All records should be reproduced verbatim.
▬▬▬▬▬▬▬▬▬▬
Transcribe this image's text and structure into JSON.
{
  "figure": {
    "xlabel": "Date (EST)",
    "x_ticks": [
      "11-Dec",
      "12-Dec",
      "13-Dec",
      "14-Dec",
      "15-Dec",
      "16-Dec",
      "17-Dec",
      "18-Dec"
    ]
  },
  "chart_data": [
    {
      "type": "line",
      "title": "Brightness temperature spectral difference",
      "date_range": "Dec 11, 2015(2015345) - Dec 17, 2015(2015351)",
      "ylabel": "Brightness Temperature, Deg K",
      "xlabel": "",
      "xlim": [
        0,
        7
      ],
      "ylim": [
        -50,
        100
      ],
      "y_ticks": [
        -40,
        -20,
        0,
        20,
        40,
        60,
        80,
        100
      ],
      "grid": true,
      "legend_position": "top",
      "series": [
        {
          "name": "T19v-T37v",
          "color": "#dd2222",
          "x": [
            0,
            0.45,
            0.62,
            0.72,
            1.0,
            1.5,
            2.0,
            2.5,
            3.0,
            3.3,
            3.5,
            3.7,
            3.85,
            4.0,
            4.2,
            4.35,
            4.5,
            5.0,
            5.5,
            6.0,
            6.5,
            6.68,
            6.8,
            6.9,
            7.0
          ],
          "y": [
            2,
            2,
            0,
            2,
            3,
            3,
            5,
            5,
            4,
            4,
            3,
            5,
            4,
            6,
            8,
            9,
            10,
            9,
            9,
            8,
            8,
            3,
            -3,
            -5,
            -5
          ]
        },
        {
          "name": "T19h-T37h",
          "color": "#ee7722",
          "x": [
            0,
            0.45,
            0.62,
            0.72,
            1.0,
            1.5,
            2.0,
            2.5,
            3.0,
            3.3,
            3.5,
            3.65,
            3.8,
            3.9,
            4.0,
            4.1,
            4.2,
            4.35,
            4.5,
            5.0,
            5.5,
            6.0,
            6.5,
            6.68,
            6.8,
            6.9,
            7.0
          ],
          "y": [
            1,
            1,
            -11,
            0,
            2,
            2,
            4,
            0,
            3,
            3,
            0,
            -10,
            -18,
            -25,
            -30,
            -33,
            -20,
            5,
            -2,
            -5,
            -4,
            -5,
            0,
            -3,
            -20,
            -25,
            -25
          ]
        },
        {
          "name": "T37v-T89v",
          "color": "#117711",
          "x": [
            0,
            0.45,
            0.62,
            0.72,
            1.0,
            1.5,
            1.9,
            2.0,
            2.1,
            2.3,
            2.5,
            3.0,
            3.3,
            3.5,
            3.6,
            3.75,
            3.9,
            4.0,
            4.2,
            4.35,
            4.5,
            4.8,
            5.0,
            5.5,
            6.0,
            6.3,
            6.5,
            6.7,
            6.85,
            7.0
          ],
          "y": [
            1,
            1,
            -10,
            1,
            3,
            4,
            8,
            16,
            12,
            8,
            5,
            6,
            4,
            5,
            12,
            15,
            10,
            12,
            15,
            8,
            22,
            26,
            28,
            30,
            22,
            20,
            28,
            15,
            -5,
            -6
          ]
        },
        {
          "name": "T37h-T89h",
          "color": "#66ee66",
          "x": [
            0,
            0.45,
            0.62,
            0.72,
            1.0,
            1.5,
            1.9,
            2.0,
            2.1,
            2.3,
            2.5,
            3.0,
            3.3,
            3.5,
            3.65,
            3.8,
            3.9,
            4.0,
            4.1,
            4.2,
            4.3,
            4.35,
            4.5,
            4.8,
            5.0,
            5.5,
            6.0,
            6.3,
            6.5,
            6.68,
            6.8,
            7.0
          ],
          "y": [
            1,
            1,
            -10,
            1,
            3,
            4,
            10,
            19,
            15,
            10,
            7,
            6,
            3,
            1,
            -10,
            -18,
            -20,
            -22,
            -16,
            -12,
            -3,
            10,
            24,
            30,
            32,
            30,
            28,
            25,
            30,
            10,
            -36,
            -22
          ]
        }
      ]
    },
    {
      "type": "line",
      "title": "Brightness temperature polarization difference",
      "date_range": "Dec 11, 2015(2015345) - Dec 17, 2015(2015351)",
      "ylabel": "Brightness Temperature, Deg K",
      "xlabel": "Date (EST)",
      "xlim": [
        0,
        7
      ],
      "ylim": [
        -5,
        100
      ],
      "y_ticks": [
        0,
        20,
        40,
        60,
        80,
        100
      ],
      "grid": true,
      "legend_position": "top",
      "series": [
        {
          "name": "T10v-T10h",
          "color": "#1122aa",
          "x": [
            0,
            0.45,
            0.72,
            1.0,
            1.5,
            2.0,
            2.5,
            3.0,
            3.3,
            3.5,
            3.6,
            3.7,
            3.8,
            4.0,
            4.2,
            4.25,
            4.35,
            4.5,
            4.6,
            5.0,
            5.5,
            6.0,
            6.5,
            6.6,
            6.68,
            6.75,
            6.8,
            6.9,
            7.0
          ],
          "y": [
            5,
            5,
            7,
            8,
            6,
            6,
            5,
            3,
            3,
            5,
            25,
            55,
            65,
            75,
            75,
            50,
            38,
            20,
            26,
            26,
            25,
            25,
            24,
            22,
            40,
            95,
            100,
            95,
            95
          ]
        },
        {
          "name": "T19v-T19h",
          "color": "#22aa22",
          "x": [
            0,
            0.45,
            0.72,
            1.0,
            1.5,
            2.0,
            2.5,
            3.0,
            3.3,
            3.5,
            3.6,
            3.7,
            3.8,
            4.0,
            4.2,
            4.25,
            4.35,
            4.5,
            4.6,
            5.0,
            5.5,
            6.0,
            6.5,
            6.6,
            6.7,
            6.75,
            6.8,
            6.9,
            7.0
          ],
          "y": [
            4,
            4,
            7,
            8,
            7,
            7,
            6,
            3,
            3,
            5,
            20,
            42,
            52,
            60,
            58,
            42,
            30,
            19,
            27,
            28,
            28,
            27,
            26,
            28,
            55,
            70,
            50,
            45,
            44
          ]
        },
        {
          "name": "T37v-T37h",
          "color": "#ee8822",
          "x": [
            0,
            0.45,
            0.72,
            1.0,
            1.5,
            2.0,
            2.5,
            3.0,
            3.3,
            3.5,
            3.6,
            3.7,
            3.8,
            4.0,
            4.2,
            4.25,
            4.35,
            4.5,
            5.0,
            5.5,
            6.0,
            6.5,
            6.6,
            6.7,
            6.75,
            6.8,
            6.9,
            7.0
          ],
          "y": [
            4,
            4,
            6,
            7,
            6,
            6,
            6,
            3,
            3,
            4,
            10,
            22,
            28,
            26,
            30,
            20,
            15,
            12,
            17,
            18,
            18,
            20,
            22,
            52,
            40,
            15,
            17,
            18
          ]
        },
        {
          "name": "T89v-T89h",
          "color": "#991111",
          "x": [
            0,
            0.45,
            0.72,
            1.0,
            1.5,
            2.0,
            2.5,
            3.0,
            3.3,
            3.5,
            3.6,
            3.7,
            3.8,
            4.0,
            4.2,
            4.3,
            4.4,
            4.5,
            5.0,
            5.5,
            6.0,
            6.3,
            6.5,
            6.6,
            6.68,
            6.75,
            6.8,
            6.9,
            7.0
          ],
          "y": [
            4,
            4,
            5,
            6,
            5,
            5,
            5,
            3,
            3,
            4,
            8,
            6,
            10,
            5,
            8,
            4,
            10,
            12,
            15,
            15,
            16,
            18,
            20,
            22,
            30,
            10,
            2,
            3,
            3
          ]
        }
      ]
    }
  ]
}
▬▬▬▬▬▬▬▬▬▬
### Response to this task
Transcribe this image's text and structure into JSON.
{
  "figure": {
    "xlabel": "Date (EST)",
    "x_ticks": [
      "11-Dec",
      "12-Dec",
      "13-Dec",
      "14-Dec",
      "15-Dec",
      "16-Dec",
      "17-Dec",
      "18-Dec"
    ]
  },
  "chart_data": [
    {
      "type": "line",
      "title": "Brightness temperature spectral difference",
      "date_range": "Dec 11, 2015(2015345) - Dec 17, 2015(2015351)",
      "ylabel": "Brightness Temperature, Deg K",
      "xlabel": "",
      "xlim": [
        0,
        7
      ],
      "ylim": [
        -50,
        100
      ],
      "y_ticks": [
        -40,
        -20,
        0,
        20,
        40,
        60,
        80,
        100
      ],
      "grid": true,
      "legend_position": "top",
      "series": [
        {
          "name": "T19v-T37v",
          "color": "#dd2222",
          "x": [
            0,
            0.45,
            0.62,
            0.72,
            1.0,
            1.5,
            2.0,
            2.5,
            3.0,
            3.3,
            3.5,
            3.7,
            3.85,
            4.0,
            4.2,
            4.35,
            4.5,
            5.0,
            5.5,
            6.0,
            6.5,
            6.68,
            6.8,
            6.9,
            7.0
          ],
          "y": [
            2,
            2,
            0,
            2,
            3,
            3,
            5,
            5,
            4,
            4,
            3,
            5,
            4,
            6,
            8,
            9,
            10,
            9,
            9,
            8,
            8,
            3,
            -3,
            -5,
            -5
          ]
        },
        {
          "name": "T19h-T37h",
          "color": "#ee7722",
          "x": [
            0,
            0.45,
            0.62,
            0.72,
            1.0,
            1.5,
            2.0,
            2.5,
            3.0,
            3.3,
            3.5,
            3.65,
            3.8,
            3.9,
            4.0,
            4.1,
            4.2,
            4.35,
            4.5,
            5.0,
            5.5,
            6.0,
            6.5,
            6.68,
            6.8,
            6.9,
            7.0
          ],
          "y": [
            1,
            1,
            -11,
            0,
            2,
            2,
            4,
            0,
            3,
            3,
            0,
            -10,
            -18,
            -25,
            -30,
            -33,
            -20,
            5,
            -2,
            -5,
            -4,
            -5,
            0,
            -3,
            -20,
            -25,
            -25
          ]
        },
        {
          "name": "T37v-T89v",
          "color": "#117711",
          "x": [
            0,
            0.45,
            0.62,
            0.72,
            1.0,
            1.5,
            1.9,
            2.0,
            2.1,
            2.3,
            2.5,
            3.0,
            3.3,
            3.5,
            3.6,
            3.75,
            3.9,
            4.0,
            4.2,
            4.35,
            4.5,
            4.8,
            5.0,
            5.5,
            6.0,
            6.3,
            6.5,
            6.7,
            6.85,
            7.0
          ],
          "y": [
            1,
            1,
            -10,
            1,
            3,
            4,
            8,
            16,
            12,
            8,
            5,
            6,
            4,
            5,
            12,
            15,
            10,
            12,
            15,
            8,
            22,
            26,
            28,
            30,
            22,
            20,
            28,
            15,
            -5,
            -6
          ]
        },
        {
          "name": "T37h-T89h",
          "color": "#66ee66",
          "x": [
            0,
            0.45,
            0.62,
            0.72,
            1.0,
            1.5,
            1.9,
            2.0,
            2.1,
            2.3,
            2.5,
            3.0,
            3.3,
            3.5,
            3.65,
            3.8,
            3.9,
            4.0,
            4.1,
            4.2,
            4.3,
            4.35,
            4.5,
            4.8,
            5.0,
            5.5,
            6.0,
            6.3,
            6.5,
            6.68,
            6.8,
            7.0
          ],
          "y": [
            1,
            1,
            -10,
            1,
            3,
            4,
            10,
            19,
            15,
            10,
            7,
            6,
            3,
            1,
            -10,
            -18,
            -20,
            -22,
            -16,
            -12,
            -3,
            10,
            24,
            30,
            32,
            30,
            28,
            25,
            30,
            10,
            -36,
            -22
          ]
        }
      ]
    },
    {
      "type": "line",
      "title": "Brightness temperature polarization difference",
      "date_range": "Dec 11, 2015(2015345) - Dec 17, 2015(2015351)",
      "ylabel": "Brightness Temperature, Deg K",
      "xlabel": "Date (EST)",
      "xlim": [
        0,
        7
      ],
      "ylim": [
        -5,
        100
      ],
      "y_ticks": [
        0,
        20,
        40,
        60,
        80,
        100
      ],
      "grid": true,
      "legend_position": "top",
      "series": [
        {
          "name": "T10v-T10h",
          "color": "#1122aa",
          "x": [
            0,
            0.45,
            0.72,
            1.0,
            1.5,
            2.0,
            2.5,
            3.0,
            3.3,
            3.5,
            3.6,
            3.7,
            3.8,
            4.0,
            4.2,
            4.25,
            4.35,
            4.5,
            4.6,
            5.0,
            5.5,
            6.0,
            6.5,
            6.6,
            6.68,
            6.75,
            6.8,
            6.9,
            7.0
          ],
          "y": [
            5,
            5,
            7,
            8,
            6,
            6,
            5,
            3,
            3,
            5,
            25,
            55,
            65,
            75,
            75,
            50,
            38,
            20,
            26,
            26,
            25,
            25,
            24,
            22,
            40,
            95,
            100,
            95,
            95
          ]
        },
        {
          "name": "T19v-T19h",
          "color": "#22aa22",
          "x": [
            0,
            0.45,
            0.72,
            1.0,
            1.5,
            2.0,
            2.5,
            3.0,
            3.3,
            3.5,
            3.6,
            3.7,
            3.8,
            4.0,
            4.2,
            4.25,
            4.35,
            4.5,
            4.6,
            5.0,
            5.5,
            6.0,
            6.5,
            6.6,
            6.7,
            6.75,
            6.8,
            6.9,
            7.0
          ],
          "y": [
            4,
            4,
            7,
            8,
            7,
            7,
            6,
            3,
            3,
            5,
            20,
            42,
            52,
            60,
            58,
            42,
            30,
            19,
            27,
            28,
            28,
            27,
            26,
            28,
            55,
            70,
            50,
            45,
            44
          ]
        },
        {
          "name": "T37v-T37h",
          "color": "#ee8822",
          "x": [
            0,
            0.45,
            0.72,
            1.0,
            1.5,
            2.0,
            2.5,
            3.0,
            3.3,
            3.5,
            3.6,
            3.7,
            3.8,
            4.0,
            4.2,
            4.25,
            4.35,
            4.5,
            5.0,
            5.5,
            6.0,
            6.5,
            6.6,
            6.7,
            6.75,
            6.8,
            6.9,
            7.0
          ],
          "y": [
            4,
            4,
            6,
            7,
            6,
            6,
            6,
            3,
            3,
            4,
            10,
            22,
            28,
            26,
            30,
            20,
            15,
            12,
            17,
            18,
            18,
            20,
            22,
            52,
            40,
            15,
            17,
            18
          ]
        },
        {
          "name": "T89v-T89h",
          "color": "#991111",
          "x": [
            0,
            0.45,
            0.72,
            1.0,
            1.5,
            2.0,
            2.5,
            3.0,
            3.3,
            3.5,
            3.6,
            3.7,
            3.8,
            4.0,
            4.2,
            4.3,
            4.4,
            4.5,
            5.0,
            5.5,
            6.0,
            6.3,
            6.5,
            6.6,
            6.68,
            6.75,
            6.8,
            6.9,
            7.0
          ],
          "y": [
            4,
            4,
            5,
            6,
            5,
            5,
            5,
            3,
            3,
            4,
            8,
            6,
            10,
            5,
            8,
            4,
            10,
            12,
            15,
            15,
            16,
            18,
            20,
            22,
            30,
            10,
            2,
            3,
            3
          ]
        }
      ]
    }
  ]
}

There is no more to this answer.